**Extracted records**
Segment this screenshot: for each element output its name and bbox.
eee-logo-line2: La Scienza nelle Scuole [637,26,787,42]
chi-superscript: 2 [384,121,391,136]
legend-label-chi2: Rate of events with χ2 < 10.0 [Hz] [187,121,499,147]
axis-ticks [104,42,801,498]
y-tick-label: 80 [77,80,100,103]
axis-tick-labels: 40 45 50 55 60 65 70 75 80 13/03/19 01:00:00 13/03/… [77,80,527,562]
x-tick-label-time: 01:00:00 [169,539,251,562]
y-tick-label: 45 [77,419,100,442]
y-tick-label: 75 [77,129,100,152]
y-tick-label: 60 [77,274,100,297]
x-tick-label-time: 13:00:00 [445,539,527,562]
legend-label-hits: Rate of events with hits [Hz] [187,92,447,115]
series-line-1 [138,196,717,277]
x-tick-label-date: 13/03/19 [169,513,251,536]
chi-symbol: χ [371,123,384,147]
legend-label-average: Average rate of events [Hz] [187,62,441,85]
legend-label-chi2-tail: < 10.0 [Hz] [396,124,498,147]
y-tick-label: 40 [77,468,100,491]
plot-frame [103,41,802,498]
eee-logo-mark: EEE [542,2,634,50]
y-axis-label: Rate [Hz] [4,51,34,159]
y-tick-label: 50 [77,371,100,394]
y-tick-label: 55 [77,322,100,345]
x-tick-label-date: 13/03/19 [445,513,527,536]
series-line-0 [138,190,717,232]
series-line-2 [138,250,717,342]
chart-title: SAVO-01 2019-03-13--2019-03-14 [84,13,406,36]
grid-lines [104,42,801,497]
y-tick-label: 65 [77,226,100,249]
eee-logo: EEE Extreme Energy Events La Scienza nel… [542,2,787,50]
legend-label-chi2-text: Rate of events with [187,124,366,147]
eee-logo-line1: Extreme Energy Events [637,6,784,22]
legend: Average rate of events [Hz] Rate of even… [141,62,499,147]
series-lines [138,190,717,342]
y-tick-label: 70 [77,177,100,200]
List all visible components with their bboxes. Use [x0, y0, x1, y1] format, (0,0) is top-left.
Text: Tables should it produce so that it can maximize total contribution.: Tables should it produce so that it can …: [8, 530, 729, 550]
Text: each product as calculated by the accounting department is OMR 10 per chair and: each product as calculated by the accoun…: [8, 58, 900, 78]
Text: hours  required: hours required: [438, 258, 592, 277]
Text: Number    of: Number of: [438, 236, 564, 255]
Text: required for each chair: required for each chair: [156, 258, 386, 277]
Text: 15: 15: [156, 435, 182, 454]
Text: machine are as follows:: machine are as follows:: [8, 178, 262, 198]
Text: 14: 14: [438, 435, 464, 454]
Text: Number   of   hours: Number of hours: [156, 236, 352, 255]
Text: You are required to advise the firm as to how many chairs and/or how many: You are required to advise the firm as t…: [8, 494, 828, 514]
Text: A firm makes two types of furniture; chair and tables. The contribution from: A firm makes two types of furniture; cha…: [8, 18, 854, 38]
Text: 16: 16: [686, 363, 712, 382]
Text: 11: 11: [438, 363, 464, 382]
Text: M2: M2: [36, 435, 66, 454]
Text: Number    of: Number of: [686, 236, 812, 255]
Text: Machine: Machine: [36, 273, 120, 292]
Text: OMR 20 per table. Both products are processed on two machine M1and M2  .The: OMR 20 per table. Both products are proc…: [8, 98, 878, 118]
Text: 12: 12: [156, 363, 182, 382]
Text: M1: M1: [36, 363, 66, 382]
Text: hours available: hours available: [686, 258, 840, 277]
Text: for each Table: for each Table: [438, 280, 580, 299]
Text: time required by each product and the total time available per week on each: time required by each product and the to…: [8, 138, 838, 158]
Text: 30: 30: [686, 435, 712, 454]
--
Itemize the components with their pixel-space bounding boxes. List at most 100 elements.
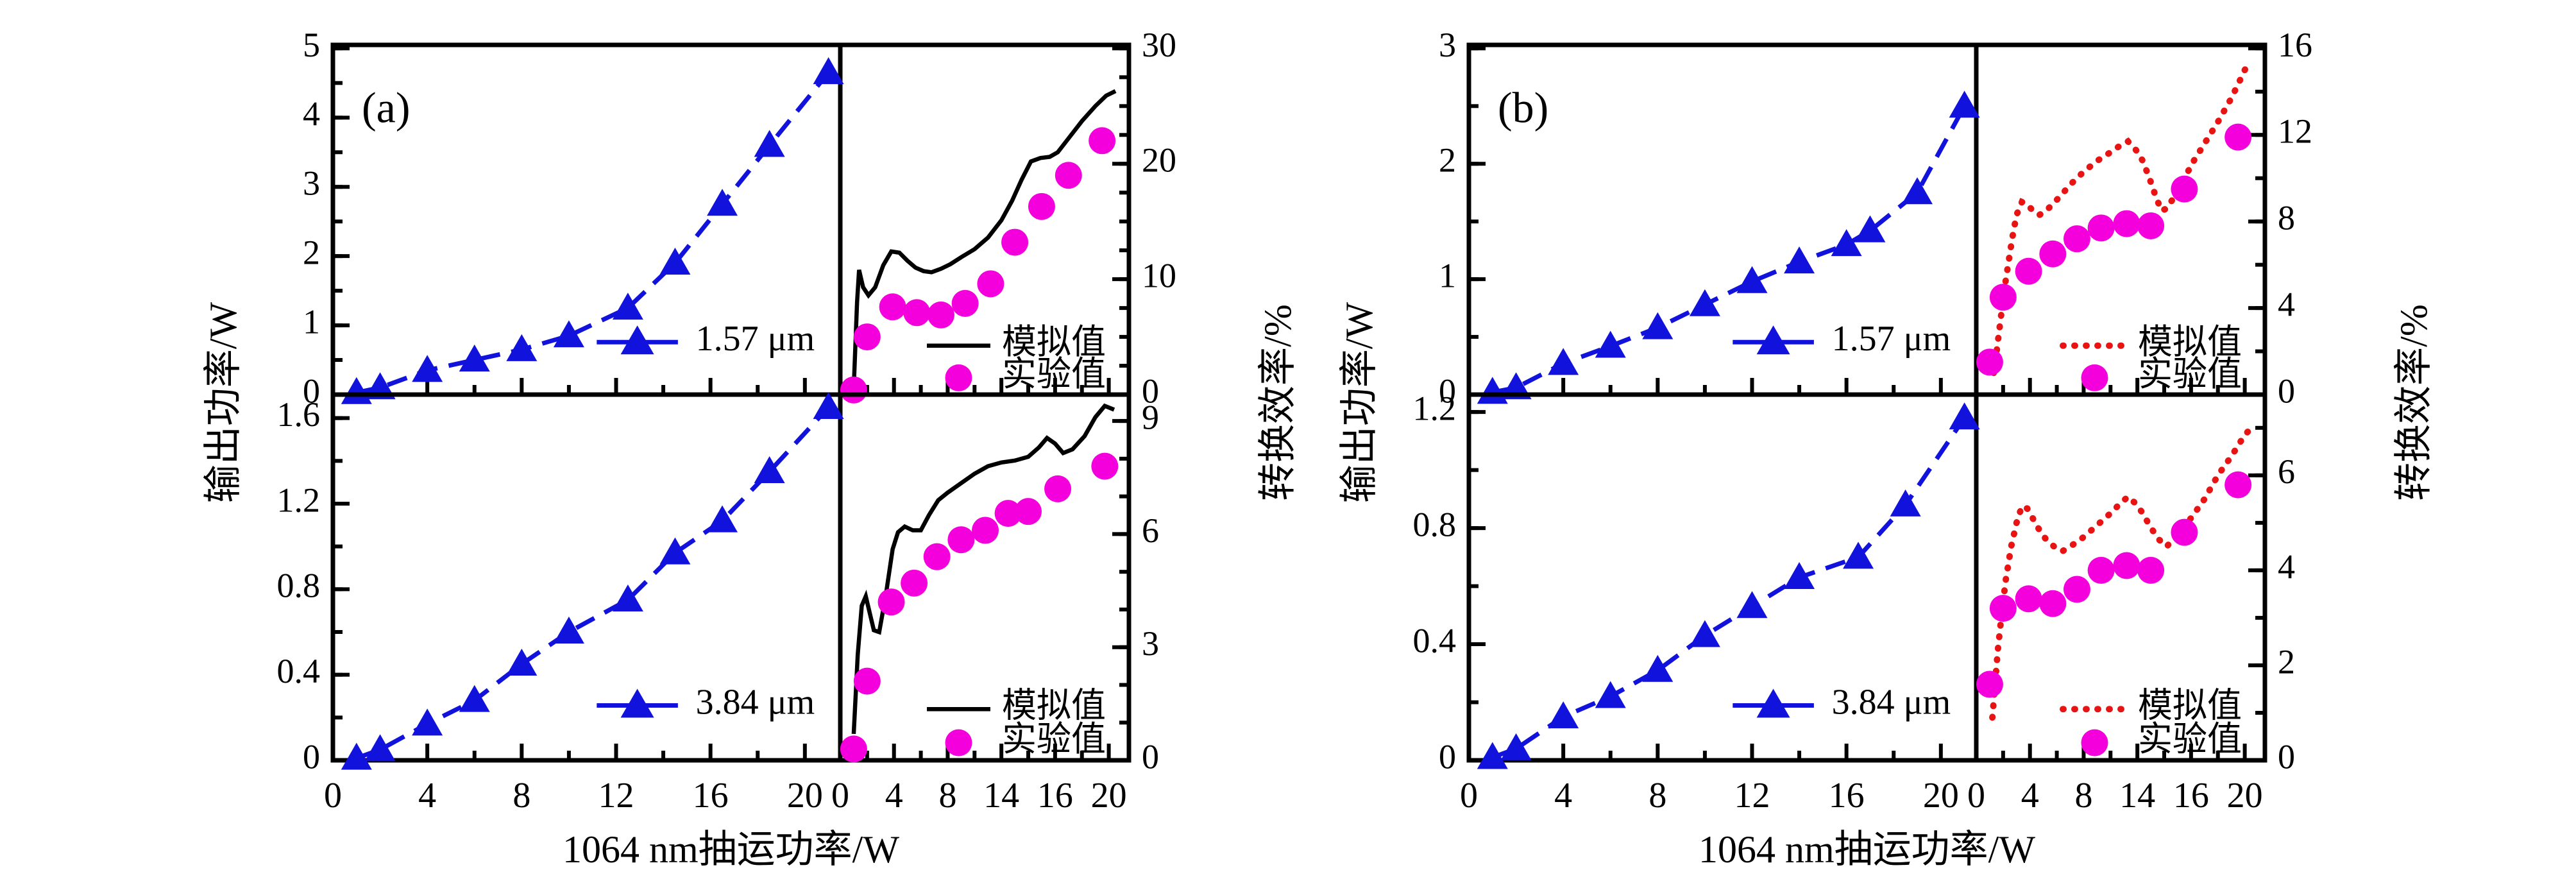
---
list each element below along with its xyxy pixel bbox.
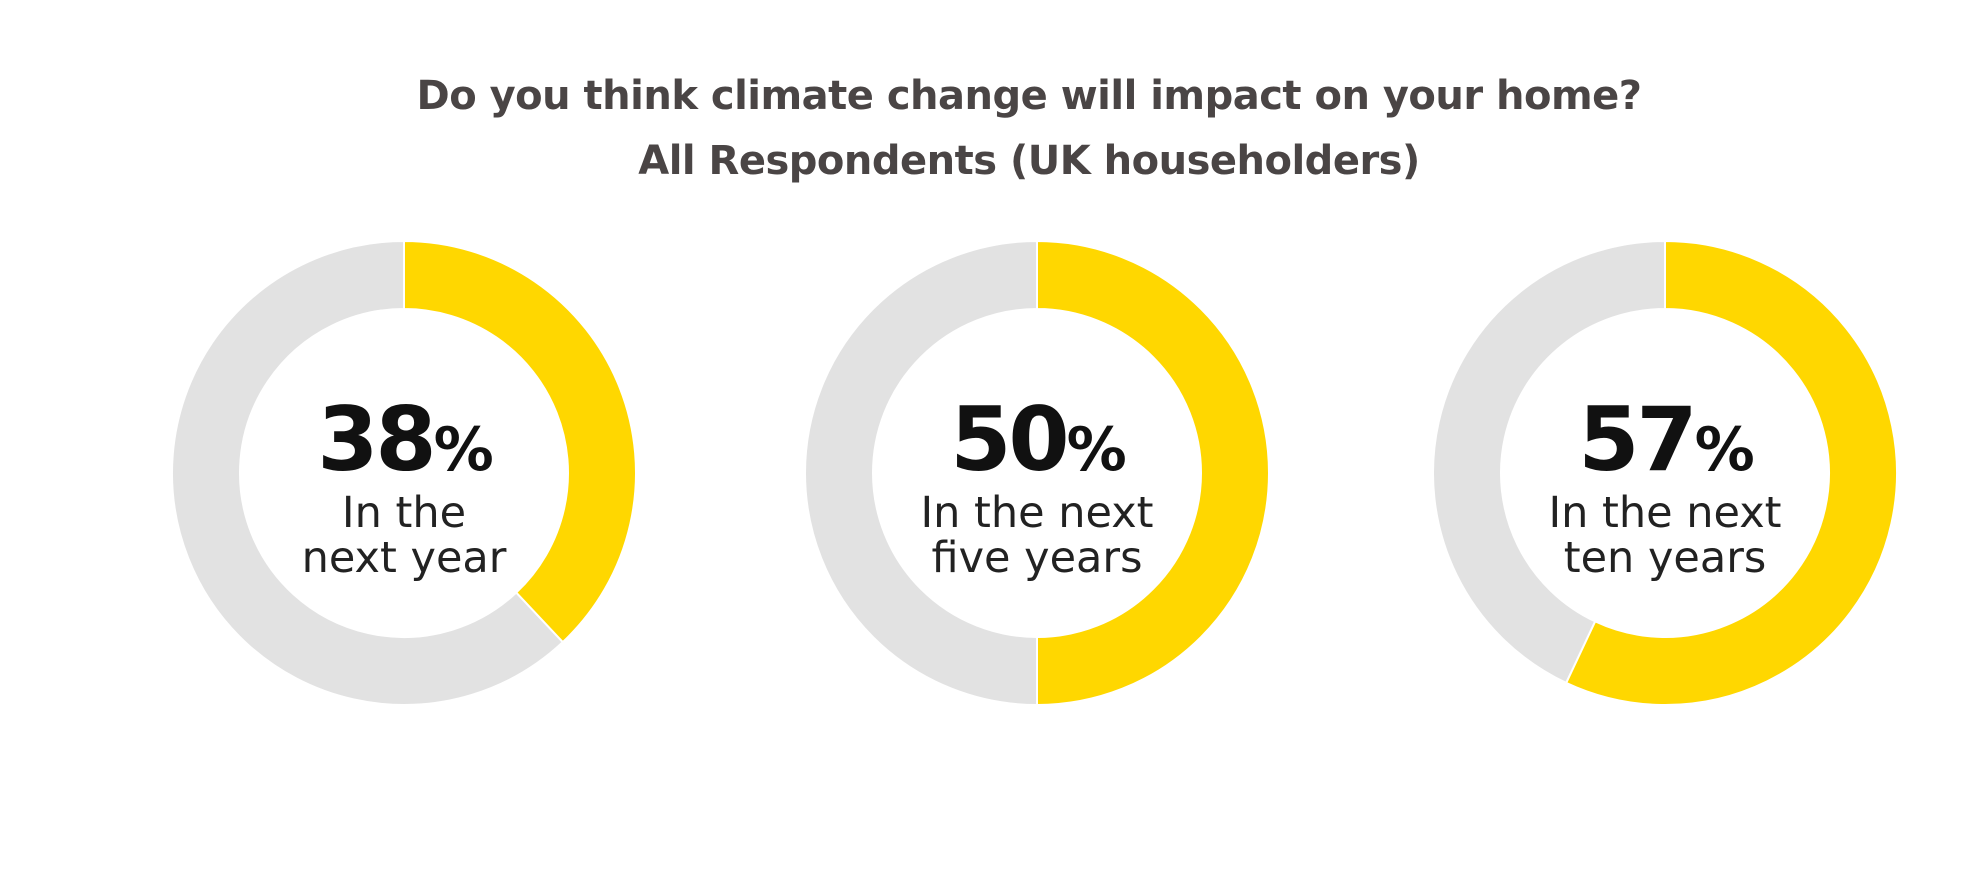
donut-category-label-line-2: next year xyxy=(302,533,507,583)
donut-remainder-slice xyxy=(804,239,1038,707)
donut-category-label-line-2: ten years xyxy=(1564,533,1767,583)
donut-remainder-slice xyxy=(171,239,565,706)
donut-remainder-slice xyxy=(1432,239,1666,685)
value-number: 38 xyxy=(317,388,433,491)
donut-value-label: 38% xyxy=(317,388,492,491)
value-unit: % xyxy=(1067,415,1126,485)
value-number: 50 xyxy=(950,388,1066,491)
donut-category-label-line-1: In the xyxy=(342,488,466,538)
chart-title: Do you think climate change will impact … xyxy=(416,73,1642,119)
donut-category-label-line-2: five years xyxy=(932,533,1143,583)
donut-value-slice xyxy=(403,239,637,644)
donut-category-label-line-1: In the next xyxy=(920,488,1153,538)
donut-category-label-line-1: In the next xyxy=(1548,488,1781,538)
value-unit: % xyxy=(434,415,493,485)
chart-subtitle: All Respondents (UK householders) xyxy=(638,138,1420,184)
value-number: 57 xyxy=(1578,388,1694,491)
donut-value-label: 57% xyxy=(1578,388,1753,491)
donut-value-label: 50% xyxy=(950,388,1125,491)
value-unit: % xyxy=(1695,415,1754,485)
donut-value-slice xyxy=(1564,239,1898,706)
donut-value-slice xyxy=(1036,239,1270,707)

**Problem**
Reproduce the rows verbatim, starting with the line that contains "list each element" and going on through the line that contains "donut-value-slice xyxy=(1036,239,1270,707)". Leave out the pictures.

**Answer below**
list each element below along with its xyxy pixel bbox.
donut-category-label-line-2: next year xyxy=(302,533,507,583)
donut-remainder-slice xyxy=(804,239,1038,707)
donut-category-label-line-2: ten years xyxy=(1564,533,1767,583)
donut-remainder-slice xyxy=(171,239,565,706)
donut-remainder-slice xyxy=(1432,239,1666,685)
value-number: 38 xyxy=(317,388,433,491)
donut-value-label: 38% xyxy=(317,388,492,491)
value-unit: % xyxy=(1067,415,1126,485)
value-number: 50 xyxy=(950,388,1066,491)
donut-category-label-line-1: In the xyxy=(342,488,466,538)
chart-title: Do you think climate change will impact … xyxy=(416,73,1642,119)
donut-category-label-line-2: five years xyxy=(932,533,1143,583)
donut-value-slice xyxy=(403,239,637,644)
donut-category-label-line-1: In the next xyxy=(920,488,1153,538)
donut-category-label-line-1: In the next xyxy=(1548,488,1781,538)
value-unit: % xyxy=(434,415,493,485)
chart-subtitle: All Respondents (UK householders) xyxy=(638,138,1420,184)
value-number: 57 xyxy=(1578,388,1694,491)
donut-value-label: 57% xyxy=(1578,388,1753,491)
donut-value-label: 50% xyxy=(950,388,1125,491)
value-unit: % xyxy=(1695,415,1754,485)
donut-value-slice xyxy=(1564,239,1898,706)
donut-value-slice xyxy=(1036,239,1270,707)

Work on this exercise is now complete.